» DOCUMENT SEGMENT
Using .htaccess to Prevent Web Scraping

Shaumik Daityari

Web scraping, known as content scraping, data scraping, web harvesting, or web data extraction, is a way of extracting data from websites, preferably using a program that sends a number of HTTP requests, emulating human behaviour, getting the responses and extracting the required data out of them. Modern GUI-based web scrapers like Kimono enable you to perform this task without any programming knowledge.

If you face the problem of others scraping content from one of your websites, there are many ways of detecting web scrapers — Google Webmaster Tools and Feedburner to name a few tools.

In this article, we will discuss a few ways to make the lives of these scrapers difficult, using .htaccess files in Apache.

An .htaccess (hypertext access) file is a plain text configuration file for web servers that overrides the global server settings for the directory where the file is placed. They can be innovatively used to prevent web scraping.

Element position data:
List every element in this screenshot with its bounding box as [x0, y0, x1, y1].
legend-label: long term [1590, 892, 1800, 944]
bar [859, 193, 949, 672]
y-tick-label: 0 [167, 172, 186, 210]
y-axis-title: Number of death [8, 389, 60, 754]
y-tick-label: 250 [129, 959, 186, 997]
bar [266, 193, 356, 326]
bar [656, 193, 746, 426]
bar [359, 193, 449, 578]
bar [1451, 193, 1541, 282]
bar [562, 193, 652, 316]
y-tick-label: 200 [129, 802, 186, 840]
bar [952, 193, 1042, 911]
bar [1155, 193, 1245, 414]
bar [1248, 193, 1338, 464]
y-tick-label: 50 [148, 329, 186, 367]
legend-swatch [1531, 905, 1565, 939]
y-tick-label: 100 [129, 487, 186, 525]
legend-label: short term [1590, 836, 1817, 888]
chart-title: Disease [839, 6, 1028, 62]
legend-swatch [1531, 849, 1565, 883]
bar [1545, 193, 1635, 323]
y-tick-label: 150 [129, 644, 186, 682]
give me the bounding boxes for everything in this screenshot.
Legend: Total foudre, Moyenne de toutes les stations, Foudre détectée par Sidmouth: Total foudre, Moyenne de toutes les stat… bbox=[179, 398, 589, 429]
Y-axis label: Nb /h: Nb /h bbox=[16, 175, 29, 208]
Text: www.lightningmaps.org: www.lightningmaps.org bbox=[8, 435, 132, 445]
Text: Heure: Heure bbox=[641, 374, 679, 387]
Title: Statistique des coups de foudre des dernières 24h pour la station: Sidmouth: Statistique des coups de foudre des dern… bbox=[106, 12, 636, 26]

» EXERCISE OBJECTIVE
Reproduce the stretch of the .htaccess article from "In this article, we" through "prevent web scraping.".

» FINAL RESULT
In this article, we will discuss a few ways to make the lives of these scrapers difficult, using .htaccess files in Apache.

An .htaccess (hypertext access) file is a plain text configuration file for web servers that overrides the global server settings for the directory where the file is placed. They can be innovatively used to prevent web scraping.